> _WORK TO COMPLETE_:
Lines holding the string "verifiche" are the ones to copy; find them all in the data.
§
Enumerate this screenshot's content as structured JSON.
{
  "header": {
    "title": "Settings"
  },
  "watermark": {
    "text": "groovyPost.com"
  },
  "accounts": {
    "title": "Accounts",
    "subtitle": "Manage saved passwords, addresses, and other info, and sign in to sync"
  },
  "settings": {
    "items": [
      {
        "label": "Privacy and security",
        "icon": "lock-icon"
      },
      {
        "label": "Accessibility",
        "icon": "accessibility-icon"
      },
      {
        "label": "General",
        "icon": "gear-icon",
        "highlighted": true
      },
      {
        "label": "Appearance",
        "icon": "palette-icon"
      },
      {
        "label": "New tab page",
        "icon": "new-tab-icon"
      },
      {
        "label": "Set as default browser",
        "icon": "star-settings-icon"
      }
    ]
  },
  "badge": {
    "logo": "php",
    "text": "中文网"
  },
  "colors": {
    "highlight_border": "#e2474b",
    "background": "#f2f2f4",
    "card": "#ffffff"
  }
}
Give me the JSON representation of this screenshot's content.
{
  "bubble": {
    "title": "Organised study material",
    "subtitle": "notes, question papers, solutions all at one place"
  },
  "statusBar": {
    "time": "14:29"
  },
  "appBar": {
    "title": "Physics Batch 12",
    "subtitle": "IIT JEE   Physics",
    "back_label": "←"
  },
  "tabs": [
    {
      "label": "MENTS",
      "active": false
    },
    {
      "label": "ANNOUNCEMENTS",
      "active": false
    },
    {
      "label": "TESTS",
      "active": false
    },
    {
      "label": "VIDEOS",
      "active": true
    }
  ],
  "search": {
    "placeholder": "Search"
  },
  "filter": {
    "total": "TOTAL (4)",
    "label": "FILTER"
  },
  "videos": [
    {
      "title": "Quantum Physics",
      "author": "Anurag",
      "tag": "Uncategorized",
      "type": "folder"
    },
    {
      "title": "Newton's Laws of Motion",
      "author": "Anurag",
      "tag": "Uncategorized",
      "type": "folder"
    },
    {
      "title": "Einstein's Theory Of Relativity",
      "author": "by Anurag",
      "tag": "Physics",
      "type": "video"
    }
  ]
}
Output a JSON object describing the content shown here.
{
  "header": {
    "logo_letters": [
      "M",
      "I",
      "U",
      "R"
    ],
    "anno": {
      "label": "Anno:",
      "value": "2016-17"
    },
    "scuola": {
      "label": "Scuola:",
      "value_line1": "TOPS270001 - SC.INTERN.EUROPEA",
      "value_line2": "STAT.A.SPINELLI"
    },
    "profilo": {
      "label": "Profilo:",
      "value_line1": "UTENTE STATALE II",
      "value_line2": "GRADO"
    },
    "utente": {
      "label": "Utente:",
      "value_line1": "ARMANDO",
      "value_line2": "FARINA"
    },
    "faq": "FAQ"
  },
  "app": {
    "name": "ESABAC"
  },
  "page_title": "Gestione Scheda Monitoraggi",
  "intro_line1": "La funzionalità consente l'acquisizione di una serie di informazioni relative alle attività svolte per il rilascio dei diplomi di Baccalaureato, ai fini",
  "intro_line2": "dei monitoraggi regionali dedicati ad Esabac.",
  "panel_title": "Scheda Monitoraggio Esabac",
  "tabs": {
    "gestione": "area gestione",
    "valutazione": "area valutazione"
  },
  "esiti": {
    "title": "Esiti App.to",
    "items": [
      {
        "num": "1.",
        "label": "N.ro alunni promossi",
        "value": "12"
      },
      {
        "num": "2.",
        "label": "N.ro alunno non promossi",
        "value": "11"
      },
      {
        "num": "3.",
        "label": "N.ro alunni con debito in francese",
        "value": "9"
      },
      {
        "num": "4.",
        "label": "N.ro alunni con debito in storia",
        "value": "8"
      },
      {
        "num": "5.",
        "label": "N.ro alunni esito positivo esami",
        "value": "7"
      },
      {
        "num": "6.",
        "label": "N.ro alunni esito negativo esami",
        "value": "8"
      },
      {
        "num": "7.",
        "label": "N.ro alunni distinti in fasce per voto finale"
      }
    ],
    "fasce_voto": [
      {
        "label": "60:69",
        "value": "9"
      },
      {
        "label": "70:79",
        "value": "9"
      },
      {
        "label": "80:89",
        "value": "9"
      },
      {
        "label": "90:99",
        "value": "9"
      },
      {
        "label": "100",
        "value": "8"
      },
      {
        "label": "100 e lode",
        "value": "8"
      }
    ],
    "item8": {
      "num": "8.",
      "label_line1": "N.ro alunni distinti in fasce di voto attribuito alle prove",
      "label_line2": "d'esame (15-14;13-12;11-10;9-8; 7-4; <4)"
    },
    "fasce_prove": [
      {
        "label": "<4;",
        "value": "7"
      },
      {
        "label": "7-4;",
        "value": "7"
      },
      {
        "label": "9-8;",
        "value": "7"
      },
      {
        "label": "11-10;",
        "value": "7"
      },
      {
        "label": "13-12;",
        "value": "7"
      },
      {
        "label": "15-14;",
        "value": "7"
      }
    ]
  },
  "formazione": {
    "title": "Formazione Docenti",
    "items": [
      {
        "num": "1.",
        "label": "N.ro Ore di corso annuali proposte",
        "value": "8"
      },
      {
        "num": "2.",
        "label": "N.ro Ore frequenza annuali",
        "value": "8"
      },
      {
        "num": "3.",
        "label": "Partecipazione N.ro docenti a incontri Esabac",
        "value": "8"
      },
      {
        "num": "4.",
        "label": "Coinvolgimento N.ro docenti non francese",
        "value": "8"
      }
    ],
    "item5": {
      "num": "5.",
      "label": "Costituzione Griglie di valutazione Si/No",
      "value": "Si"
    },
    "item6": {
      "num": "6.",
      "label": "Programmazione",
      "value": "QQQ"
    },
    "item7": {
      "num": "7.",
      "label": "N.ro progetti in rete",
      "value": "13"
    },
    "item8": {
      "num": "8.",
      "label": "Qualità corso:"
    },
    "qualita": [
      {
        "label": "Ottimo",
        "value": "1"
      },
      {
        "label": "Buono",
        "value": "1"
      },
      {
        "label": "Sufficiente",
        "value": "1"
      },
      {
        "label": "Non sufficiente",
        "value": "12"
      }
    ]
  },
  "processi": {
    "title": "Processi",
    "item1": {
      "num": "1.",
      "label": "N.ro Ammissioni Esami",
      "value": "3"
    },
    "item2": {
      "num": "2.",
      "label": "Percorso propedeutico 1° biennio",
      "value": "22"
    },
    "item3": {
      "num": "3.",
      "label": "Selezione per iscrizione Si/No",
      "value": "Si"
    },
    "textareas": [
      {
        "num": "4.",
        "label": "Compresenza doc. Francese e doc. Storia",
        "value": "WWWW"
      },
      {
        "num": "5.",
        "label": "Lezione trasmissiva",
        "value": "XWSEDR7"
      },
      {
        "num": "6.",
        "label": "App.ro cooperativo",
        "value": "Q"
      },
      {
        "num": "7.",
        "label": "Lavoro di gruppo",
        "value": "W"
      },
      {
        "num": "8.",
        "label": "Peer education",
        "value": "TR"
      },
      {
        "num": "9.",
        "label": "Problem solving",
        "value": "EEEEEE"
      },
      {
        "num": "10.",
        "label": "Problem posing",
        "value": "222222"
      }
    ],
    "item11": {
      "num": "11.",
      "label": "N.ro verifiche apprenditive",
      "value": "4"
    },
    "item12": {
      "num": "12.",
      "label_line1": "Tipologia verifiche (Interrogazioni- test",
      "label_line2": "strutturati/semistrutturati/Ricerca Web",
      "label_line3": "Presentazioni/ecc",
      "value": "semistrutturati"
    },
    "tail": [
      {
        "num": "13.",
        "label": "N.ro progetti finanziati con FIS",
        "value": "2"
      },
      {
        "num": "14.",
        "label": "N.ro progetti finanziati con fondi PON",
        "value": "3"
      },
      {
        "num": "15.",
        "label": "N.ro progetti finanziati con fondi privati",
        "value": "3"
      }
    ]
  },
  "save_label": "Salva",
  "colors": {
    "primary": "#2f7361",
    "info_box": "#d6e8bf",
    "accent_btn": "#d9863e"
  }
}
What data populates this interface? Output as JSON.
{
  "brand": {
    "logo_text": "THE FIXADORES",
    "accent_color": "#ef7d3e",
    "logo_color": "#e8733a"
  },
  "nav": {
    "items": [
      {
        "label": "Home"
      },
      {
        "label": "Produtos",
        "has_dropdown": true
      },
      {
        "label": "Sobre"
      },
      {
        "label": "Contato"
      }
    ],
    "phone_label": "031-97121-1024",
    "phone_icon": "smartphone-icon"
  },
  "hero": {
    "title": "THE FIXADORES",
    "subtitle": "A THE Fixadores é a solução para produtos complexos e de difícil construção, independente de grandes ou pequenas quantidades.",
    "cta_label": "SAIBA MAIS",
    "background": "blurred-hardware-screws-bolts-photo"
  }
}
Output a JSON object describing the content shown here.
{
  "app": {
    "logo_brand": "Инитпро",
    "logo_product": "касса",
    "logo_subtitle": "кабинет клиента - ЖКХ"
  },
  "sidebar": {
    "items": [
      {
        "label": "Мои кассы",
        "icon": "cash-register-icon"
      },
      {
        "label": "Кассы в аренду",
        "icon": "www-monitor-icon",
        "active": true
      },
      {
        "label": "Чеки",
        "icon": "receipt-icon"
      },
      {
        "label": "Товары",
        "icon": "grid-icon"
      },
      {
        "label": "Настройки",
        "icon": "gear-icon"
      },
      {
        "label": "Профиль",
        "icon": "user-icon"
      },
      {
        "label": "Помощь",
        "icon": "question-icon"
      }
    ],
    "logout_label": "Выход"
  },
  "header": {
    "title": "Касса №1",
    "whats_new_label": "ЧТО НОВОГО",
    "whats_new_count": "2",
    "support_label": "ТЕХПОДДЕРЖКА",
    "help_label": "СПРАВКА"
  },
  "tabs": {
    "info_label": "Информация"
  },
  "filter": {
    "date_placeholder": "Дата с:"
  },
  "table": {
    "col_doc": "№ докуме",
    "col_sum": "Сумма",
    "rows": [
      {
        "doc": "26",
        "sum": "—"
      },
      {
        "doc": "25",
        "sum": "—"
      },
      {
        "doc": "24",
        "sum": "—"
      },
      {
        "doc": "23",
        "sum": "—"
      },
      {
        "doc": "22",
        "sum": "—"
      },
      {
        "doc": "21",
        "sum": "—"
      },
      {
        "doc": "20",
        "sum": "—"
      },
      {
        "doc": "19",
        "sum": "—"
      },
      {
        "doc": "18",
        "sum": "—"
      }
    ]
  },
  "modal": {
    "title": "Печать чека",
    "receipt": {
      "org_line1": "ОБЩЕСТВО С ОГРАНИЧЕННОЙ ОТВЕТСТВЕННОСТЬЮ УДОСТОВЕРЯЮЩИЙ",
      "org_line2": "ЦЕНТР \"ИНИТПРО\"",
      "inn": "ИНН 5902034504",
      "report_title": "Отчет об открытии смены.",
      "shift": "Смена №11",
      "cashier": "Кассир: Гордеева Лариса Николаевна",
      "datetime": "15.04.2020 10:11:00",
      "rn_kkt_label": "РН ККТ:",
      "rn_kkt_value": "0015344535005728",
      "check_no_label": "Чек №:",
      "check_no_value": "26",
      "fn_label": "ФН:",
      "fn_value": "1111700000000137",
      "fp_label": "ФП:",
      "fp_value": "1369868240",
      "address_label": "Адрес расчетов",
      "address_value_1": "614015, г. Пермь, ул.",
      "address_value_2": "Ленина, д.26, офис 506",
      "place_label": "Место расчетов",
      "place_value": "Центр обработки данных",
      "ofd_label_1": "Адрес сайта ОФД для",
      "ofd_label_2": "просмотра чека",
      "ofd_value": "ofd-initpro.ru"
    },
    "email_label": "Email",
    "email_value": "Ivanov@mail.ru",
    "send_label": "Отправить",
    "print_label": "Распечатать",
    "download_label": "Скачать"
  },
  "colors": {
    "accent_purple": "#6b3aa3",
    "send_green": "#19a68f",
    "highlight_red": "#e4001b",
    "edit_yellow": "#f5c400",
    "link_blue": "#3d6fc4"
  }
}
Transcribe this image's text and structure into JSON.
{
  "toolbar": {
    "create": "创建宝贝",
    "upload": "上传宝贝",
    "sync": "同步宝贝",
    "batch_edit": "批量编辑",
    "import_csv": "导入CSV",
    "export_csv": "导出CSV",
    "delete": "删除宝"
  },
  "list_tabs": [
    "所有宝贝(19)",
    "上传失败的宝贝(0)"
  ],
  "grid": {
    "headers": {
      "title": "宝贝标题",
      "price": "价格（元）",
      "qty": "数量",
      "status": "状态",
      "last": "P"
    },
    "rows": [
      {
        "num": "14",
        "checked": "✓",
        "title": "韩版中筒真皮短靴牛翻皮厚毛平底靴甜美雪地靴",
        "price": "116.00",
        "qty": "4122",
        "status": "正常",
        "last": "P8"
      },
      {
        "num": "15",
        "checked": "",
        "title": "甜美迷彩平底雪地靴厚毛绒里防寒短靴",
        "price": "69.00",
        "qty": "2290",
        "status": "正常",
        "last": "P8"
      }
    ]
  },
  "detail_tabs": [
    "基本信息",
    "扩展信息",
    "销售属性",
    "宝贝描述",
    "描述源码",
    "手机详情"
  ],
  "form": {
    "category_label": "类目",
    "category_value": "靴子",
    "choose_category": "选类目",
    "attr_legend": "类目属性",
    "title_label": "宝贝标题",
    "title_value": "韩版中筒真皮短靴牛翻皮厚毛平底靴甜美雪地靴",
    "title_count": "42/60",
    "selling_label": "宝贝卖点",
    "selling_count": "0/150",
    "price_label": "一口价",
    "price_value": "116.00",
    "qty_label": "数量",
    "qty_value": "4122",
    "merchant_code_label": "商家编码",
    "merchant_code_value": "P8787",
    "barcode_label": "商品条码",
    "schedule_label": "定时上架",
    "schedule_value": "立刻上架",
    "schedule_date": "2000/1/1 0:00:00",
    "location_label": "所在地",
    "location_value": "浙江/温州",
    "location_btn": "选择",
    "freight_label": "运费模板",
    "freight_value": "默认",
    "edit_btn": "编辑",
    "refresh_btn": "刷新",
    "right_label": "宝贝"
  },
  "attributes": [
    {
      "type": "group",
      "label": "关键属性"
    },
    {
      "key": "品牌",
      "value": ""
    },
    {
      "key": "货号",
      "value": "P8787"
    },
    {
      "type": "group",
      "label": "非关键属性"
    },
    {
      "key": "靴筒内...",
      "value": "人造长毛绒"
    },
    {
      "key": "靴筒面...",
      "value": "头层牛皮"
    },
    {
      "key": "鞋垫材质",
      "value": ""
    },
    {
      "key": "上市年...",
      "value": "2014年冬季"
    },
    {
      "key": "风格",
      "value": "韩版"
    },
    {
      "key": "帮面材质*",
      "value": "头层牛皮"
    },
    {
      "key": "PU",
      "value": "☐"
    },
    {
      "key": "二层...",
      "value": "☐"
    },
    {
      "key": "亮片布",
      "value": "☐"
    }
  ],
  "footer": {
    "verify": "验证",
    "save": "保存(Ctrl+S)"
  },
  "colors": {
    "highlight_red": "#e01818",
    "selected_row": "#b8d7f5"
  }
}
§
> _RESULT OF THIS EXERCISE_:
      "label": "N.ro verifiche apprenditive",
      "label_line1": "Tipologia verifiche (Interrogazioni- test",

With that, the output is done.